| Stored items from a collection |
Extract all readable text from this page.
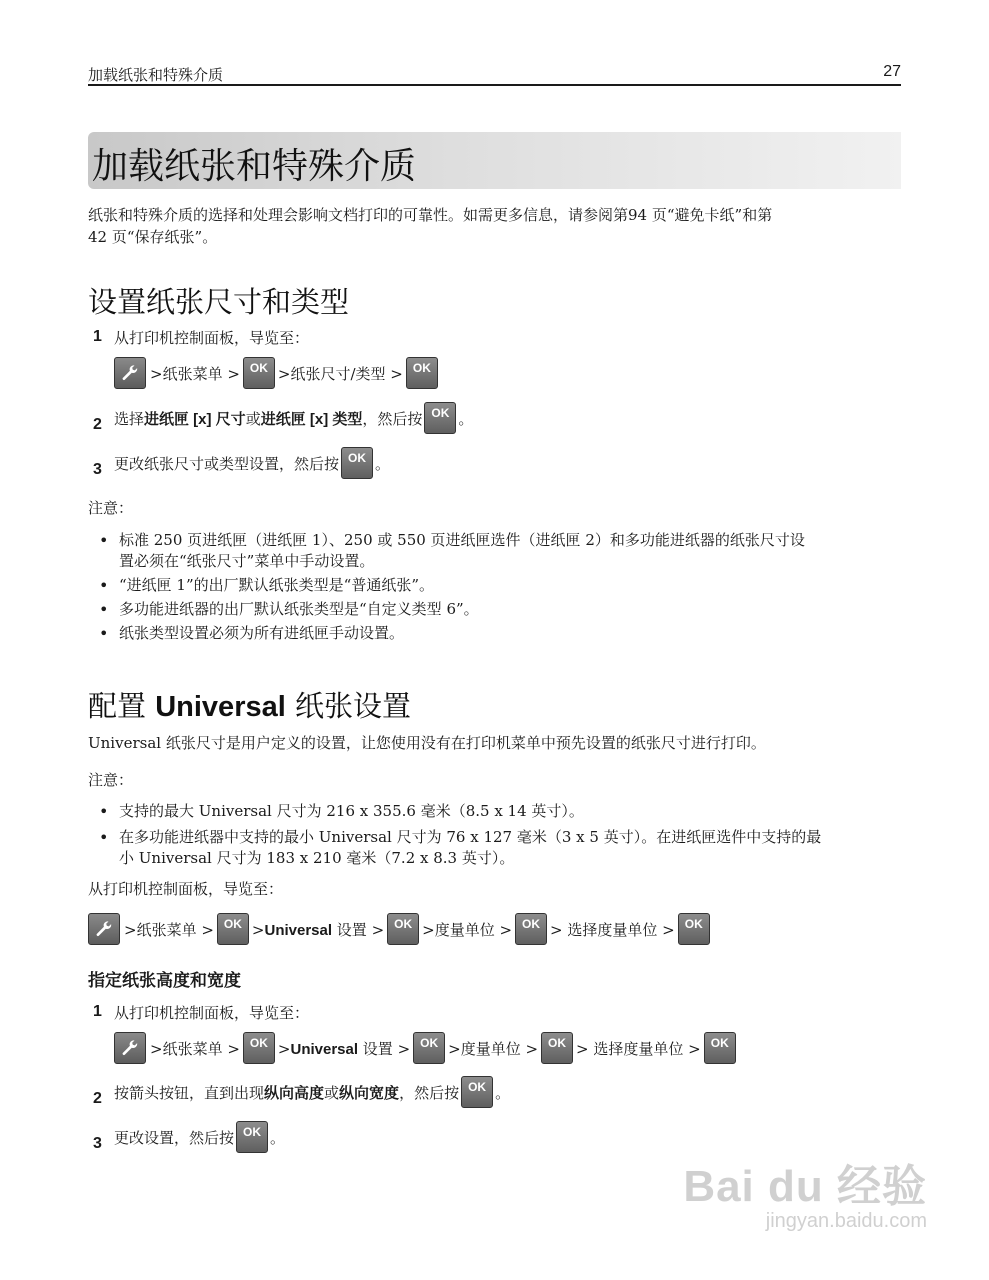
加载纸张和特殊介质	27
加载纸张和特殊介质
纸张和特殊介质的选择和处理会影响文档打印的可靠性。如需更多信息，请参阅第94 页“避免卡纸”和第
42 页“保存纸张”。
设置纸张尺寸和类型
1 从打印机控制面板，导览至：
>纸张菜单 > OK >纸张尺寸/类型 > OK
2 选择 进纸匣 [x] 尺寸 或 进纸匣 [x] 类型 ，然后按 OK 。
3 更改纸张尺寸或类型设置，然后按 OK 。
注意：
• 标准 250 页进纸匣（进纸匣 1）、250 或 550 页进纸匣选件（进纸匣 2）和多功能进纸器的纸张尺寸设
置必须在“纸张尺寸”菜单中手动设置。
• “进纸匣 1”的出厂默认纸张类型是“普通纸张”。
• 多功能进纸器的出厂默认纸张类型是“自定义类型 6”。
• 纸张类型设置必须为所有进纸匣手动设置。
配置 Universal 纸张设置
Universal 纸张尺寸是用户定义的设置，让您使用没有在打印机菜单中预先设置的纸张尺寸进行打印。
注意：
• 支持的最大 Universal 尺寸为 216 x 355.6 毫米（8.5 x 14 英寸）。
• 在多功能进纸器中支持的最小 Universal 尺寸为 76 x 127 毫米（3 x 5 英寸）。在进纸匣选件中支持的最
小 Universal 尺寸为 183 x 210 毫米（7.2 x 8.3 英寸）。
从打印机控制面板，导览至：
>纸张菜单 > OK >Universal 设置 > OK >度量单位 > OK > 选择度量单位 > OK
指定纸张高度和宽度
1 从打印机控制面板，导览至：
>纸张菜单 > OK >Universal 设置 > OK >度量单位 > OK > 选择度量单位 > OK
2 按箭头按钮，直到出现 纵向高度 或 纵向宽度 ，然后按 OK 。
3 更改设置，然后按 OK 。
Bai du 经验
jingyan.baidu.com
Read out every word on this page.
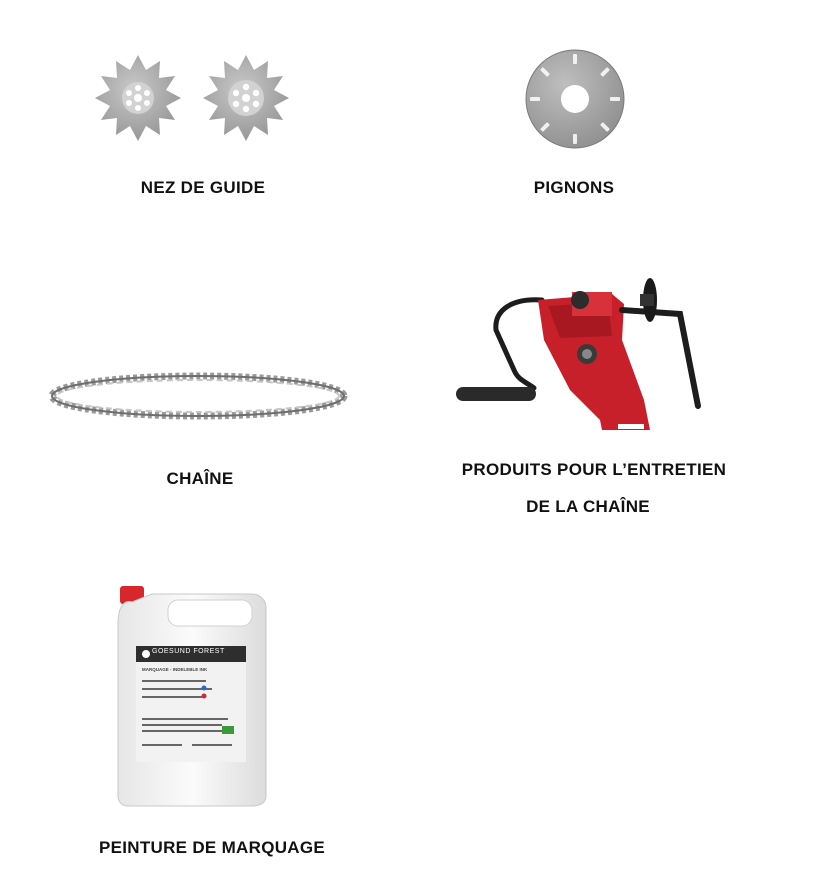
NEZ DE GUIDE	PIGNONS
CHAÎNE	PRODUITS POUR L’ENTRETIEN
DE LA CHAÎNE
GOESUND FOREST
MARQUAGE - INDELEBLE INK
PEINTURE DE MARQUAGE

| The exercise |
Pictures are not part of the copy; reproduce exactly and only the lines from the line containing "Read out every word on this page." through the end of the listing.

| Correct output |
Read out every word on this page.
NEZ DE GUIDE	PIGNONS
CHAÎNE	PRODUITS POUR L’ENTRETIEN
DE LA CHAÎNE
GOESUND FOREST
MARQUAGE - INDELEBLE INK
PEINTURE DE MARQUAGE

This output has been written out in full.